Objective: Among the entries that follow, tally the lines with the string "echtgenoot". Give no more than the number.

(Stored entries)

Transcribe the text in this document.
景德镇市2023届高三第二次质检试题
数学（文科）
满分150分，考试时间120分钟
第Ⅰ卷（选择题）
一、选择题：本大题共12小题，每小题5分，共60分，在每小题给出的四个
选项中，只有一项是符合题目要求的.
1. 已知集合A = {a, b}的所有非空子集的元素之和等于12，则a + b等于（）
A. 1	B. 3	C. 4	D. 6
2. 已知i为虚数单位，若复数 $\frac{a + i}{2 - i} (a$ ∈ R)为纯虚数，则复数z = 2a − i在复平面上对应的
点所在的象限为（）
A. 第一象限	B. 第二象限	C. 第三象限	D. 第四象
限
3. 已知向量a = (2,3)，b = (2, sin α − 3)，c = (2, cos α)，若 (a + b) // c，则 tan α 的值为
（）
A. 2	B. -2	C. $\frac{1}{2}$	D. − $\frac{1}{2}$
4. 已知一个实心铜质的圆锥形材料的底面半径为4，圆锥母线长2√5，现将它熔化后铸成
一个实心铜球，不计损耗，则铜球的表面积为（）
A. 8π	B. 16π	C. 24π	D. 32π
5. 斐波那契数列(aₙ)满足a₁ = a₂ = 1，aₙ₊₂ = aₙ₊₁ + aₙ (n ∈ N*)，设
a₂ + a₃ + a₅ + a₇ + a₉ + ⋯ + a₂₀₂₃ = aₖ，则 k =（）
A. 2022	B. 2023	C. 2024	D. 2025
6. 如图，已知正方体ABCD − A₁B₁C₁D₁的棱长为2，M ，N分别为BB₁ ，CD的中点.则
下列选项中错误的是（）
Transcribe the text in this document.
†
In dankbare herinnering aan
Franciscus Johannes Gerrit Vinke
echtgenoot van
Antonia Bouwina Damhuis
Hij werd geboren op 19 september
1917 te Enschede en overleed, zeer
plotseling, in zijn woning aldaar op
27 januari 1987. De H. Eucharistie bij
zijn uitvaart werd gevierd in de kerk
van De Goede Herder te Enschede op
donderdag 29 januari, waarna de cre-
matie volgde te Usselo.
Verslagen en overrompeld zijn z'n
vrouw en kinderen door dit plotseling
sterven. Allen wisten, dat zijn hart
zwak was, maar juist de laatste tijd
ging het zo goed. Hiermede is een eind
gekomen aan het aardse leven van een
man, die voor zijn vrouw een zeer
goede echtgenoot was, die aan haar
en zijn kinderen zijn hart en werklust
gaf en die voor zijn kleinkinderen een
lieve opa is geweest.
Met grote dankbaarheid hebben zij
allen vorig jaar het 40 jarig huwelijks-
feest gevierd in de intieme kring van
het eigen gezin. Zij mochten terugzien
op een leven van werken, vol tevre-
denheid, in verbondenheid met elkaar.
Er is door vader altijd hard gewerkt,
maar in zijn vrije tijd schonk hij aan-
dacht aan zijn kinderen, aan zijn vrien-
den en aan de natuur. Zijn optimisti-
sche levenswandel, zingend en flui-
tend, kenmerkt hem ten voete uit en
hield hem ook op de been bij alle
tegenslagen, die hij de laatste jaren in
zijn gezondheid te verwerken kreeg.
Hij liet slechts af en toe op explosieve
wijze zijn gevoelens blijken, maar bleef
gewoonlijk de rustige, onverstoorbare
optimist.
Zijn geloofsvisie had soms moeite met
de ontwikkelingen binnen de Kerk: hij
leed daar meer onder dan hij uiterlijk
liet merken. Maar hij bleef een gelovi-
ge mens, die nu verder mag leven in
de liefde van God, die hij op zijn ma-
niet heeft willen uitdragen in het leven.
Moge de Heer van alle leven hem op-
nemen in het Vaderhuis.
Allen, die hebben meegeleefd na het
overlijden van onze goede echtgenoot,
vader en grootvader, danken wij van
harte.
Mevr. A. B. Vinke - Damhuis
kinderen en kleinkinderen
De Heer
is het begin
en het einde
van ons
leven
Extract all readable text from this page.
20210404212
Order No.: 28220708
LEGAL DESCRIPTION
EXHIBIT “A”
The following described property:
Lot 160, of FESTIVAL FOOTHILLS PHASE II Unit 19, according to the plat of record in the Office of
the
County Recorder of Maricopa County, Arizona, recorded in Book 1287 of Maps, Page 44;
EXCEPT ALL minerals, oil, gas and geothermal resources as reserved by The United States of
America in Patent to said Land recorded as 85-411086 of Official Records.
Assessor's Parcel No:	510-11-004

Result of this exercise: 3